* [Set task]: Seek out every line containing the word "中国医疗保障年鉴", and copy each.

* [Data supplied]:
----------

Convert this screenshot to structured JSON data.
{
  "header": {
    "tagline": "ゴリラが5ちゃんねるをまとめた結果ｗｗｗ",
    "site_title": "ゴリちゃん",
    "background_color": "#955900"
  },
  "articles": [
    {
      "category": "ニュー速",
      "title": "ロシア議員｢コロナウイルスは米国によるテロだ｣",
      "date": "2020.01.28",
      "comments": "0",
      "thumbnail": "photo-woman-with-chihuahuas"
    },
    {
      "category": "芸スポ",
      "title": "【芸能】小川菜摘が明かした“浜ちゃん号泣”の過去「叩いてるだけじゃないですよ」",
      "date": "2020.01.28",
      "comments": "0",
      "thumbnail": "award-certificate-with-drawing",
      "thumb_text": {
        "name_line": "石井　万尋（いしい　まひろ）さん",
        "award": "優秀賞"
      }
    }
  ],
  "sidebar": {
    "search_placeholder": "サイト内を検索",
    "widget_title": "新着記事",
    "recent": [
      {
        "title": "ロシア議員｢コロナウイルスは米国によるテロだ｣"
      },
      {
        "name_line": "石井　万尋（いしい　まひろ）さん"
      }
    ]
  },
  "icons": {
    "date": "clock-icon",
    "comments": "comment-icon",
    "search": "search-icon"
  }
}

----------

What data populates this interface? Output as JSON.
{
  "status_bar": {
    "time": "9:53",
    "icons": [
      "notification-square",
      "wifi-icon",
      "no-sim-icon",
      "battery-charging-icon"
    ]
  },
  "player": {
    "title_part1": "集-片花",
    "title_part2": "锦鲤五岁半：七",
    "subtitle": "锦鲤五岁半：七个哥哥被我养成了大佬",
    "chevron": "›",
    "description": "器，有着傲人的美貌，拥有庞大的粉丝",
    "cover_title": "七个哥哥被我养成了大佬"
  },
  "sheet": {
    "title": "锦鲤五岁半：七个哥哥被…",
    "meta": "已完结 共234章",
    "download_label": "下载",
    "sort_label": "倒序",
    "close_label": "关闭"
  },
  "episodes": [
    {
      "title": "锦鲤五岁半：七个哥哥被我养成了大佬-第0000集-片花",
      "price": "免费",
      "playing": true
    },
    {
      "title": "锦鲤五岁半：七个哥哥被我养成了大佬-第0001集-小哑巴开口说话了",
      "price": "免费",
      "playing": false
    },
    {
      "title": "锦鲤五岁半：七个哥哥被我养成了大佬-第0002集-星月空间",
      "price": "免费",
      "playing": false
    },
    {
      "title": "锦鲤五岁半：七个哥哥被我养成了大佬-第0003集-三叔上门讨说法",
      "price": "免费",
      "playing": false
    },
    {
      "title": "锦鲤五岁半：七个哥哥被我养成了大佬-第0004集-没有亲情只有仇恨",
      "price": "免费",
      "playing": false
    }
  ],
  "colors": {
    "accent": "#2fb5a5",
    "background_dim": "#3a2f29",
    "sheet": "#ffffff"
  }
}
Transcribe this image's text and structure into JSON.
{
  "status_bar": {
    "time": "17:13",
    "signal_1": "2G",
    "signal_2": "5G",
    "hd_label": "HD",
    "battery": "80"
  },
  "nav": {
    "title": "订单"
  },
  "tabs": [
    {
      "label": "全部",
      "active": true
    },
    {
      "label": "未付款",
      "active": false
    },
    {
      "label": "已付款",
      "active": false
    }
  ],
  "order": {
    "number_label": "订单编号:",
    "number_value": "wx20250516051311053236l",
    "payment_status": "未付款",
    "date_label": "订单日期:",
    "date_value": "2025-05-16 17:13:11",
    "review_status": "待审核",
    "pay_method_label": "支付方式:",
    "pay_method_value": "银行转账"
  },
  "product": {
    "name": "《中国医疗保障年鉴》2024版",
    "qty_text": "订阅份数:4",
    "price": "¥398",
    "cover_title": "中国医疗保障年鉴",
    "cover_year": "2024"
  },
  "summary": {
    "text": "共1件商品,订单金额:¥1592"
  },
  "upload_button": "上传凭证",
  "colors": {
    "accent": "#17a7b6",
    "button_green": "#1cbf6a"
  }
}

----------

* [Output of the task]:
    "name": "《中国医疗保障年鉴》2024版",
    "cover_title": "中国医疗保障年鉴",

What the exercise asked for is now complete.